■ **WORK TO BE COMPLETED**
Every line below should be repeated exactly.

■ **THE INPUT**
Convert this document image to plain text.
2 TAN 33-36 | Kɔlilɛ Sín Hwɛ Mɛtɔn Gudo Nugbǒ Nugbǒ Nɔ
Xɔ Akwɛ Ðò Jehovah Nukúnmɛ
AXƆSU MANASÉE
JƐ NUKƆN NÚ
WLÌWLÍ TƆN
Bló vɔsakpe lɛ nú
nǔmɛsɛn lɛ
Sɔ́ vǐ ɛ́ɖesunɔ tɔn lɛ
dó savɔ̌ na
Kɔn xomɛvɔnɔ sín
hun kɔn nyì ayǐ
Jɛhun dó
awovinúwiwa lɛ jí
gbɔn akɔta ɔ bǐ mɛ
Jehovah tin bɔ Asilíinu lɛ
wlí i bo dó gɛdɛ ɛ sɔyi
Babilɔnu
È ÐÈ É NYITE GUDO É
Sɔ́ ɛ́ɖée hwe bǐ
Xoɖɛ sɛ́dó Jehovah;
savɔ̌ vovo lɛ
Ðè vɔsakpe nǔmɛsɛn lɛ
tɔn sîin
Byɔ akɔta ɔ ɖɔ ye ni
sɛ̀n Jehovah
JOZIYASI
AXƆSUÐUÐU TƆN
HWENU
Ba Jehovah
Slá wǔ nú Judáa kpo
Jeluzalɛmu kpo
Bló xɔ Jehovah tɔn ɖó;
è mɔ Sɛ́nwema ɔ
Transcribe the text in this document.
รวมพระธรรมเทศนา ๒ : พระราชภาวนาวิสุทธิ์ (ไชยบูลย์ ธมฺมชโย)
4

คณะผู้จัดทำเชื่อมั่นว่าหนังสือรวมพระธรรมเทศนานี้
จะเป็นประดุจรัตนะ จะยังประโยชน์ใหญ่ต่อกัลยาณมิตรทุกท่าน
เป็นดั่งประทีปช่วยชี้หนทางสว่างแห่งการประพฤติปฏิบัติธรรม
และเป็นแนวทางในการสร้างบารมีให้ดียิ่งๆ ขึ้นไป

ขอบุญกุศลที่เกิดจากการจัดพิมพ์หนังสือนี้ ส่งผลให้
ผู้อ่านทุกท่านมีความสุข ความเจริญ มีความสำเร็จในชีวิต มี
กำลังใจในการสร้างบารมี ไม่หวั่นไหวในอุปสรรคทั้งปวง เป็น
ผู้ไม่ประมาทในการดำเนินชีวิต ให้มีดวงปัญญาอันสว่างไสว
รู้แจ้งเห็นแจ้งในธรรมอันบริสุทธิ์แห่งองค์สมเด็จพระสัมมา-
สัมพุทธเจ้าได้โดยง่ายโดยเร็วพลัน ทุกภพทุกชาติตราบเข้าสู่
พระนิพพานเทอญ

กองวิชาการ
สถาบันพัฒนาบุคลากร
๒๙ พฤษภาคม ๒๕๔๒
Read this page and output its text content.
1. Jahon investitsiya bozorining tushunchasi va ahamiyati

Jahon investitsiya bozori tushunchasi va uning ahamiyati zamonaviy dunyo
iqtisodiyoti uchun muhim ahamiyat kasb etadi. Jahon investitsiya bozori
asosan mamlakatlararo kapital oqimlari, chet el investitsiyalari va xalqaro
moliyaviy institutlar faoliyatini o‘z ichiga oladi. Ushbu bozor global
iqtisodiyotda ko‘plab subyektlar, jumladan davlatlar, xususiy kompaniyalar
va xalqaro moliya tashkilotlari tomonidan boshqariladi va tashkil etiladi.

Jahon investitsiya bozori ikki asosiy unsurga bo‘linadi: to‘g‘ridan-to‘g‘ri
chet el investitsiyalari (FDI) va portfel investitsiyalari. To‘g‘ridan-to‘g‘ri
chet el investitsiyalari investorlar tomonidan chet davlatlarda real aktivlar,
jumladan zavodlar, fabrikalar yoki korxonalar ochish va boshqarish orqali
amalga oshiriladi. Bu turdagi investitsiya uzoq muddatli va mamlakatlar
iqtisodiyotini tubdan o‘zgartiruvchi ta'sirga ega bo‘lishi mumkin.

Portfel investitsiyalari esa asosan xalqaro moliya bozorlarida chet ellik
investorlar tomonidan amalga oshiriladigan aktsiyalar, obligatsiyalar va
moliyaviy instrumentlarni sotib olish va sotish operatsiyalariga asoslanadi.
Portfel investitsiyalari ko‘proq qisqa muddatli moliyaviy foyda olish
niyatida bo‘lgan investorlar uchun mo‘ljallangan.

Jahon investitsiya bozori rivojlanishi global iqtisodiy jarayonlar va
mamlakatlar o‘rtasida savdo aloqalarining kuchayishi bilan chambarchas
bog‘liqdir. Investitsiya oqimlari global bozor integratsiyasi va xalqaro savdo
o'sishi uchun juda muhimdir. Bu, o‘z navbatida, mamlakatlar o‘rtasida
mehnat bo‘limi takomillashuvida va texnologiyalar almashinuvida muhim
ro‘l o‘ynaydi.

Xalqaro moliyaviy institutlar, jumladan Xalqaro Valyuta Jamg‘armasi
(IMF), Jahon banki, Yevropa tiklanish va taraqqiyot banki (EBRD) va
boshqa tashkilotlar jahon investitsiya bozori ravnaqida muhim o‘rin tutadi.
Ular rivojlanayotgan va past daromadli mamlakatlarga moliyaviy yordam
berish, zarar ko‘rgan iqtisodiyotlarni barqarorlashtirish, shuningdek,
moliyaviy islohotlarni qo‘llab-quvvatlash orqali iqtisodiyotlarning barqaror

■ **ANSWER BELOW**
Convert this document image to plain text.
2 TAN 33-36 | Kɔlilɛ Sín Hwɛ Mɛtɔn Gudo Nugbǒ Nugbǒ Nɔ
Xɔ Akwɛ Ðò Jehovah Nukúnmɛ
AXƆSU MANASÉE
JƐ NUKƆN NÚ
WLÌWLÍ TƆN
Bló vɔsakpe lɛ nú
nǔmɛsɛn lɛ
Sɔ́ vǐ ɛ́ɖesunɔ tɔn lɛ
dó savɔ̌ na
Kɔn xomɛvɔnɔ sín
hun kɔn nyì ayǐ
Jɛhun dó
awovinúwiwa lɛ jí
gbɔn akɔta ɔ bǐ mɛ
Jehovah tin bɔ Asilíinu lɛ
wlí i bo dó gɛdɛ ɛ sɔyi
Babilɔnu
È ÐÈ É NYITE GUDO É
Sɔ́ ɛ́ɖée hwe bǐ
Xoɖɛ sɛ́dó Jehovah;
savɔ̌ vovo lɛ
Ðè vɔsakpe nǔmɛsɛn lɛ
tɔn sîin
Byɔ akɔta ɔ ɖɔ ye ni
sɛ̀n Jehovah
JOZIYASI
AXƆSUÐUÐU TƆN
HWENU
Ba Jehovah
Slá wǔ nú Judáa kpo
Jeluzalɛmu kpo
Bló xɔ Jehovah tɔn ɖó;
è mɔ Sɛ́nwema ɔ
Transcribe the text in this document.
รวมพระธรรมเทศนา ๒ : พระราชภาวนาวิสุทธิ์ (ไชยบูลย์ ธมฺมชโย)
4

คณะผู้จัดทำเชื่อมั่นว่าหนังสือรวมพระธรรมเทศนานี้
จะเป็นประดุจรัตนะ จะยังประโยชน์ใหญ่ต่อกัลยาณมิตรทุกท่าน
เป็นดั่งประทีปช่วยชี้หนทางสว่างแห่งการประพฤติปฏิบัติธรรม
และเป็นแนวทางในการสร้างบารมีให้ดียิ่งๆ ขึ้นไป

ขอบุญกุศลที่เกิดจากการจัดพิมพ์หนังสือนี้ ส่งผลให้
ผู้อ่านทุกท่านมีความสุข ความเจริญ มีความสำเร็จในชีวิต มี
กำลังใจในการสร้างบารมี ไม่หวั่นไหวในอุปสรรคทั้งปวง เป็น
ผู้ไม่ประมาทในการดำเนินชีวิต ให้มีดวงปัญญาอันสว่างไสว
รู้แจ้งเห็นแจ้งในธรรมอันบริสุทธิ์แห่งองค์สมเด็จพระสัมมา-
สัมพุทธเจ้าได้โดยง่ายโดยเร็วพลัน ทุกภพทุกชาติตราบเข้าสู่
พระนิพพานเทอญ

กองวิชาการ
สถาบันพัฒนาบุคลากร
๒๙ พฤษภาคม ๒๕๔๒
Read this page and output its text content.
1. Jahon investitsiya bozorining tushunchasi va ahamiyati

Jahon investitsiya bozori tushunchasi va uning ahamiyati zamonaviy dunyo
iqtisodiyoti uchun muhim ahamiyat kasb etadi. Jahon investitsiya bozori
asosan mamlakatlararo kapital oqimlari, chet el investitsiyalari va xalqaro
moliyaviy institutlar faoliyatini o‘z ichiga oladi. Ushbu bozor global
iqtisodiyotda ko‘plab subyektlar, jumladan davlatlar, xususiy kompaniyalar
va xalqaro moliya tashkilotlari tomonidan boshqariladi va tashkil etiladi.

Jahon investitsiya bozori ikki asosiy unsurga bo‘linadi: to‘g‘ridan-to‘g‘ri
chet el investitsiyalari (FDI) va portfel investitsiyalari. To‘g‘ridan-to‘g‘ri
chet el investitsiyalari investorlar tomonidan chet davlatlarda real aktivlar,
jumladan zavodlar, fabrikalar yoki korxonalar ochish va boshqarish orqali
amalga oshiriladi. Bu turdagi investitsiya uzoq muddatli va mamlakatlar
iqtisodiyotini tubdan o‘zgartiruvchi ta'sirga ega bo‘lishi mumkin.

Portfel investitsiyalari esa asosan xalqaro moliya bozorlarida chet ellik
investorlar tomonidan amalga oshiriladigan aktsiyalar, obligatsiyalar va
moliyaviy instrumentlarni sotib olish va sotish operatsiyalariga asoslanadi.
Portfel investitsiyalari ko‘proq qisqa muddatli moliyaviy foyda olish
niyatida bo‘lgan investorlar uchun mo‘ljallangan.

Jahon investitsiya bozori rivojlanishi global iqtisodiy jarayonlar va
mamlakatlar o‘rtasida savdo aloqalarining kuchayishi bilan chambarchas
bog‘liqdir. Investitsiya oqimlari global bozor integratsiyasi va xalqaro savdo
o'sishi uchun juda muhimdir. Bu, o‘z navbatida, mamlakatlar o‘rtasida
mehnat bo‘limi takomillashuvida va texnologiyalar almashinuvida muhim
ro‘l o‘ynaydi.

Xalqaro moliyaviy institutlar, jumladan Xalqaro Valyuta Jamg‘armasi
(IMF), Jahon banki, Yevropa tiklanish va taraqqiyot banki (EBRD) va
boshqa tashkilotlar jahon investitsiya bozori ravnaqida muhim o‘rin tutadi.
Ular rivojlanayotgan va past daromadli mamlakatlarga moliyaviy yordam
berish, zarar ko‘rgan iqtisodiyotlarni barqarorlashtirish, shuningdek,
moliyaviy islohotlarni qo‘llab-quvvatlash orqali iqtisodiyotlarning barqaror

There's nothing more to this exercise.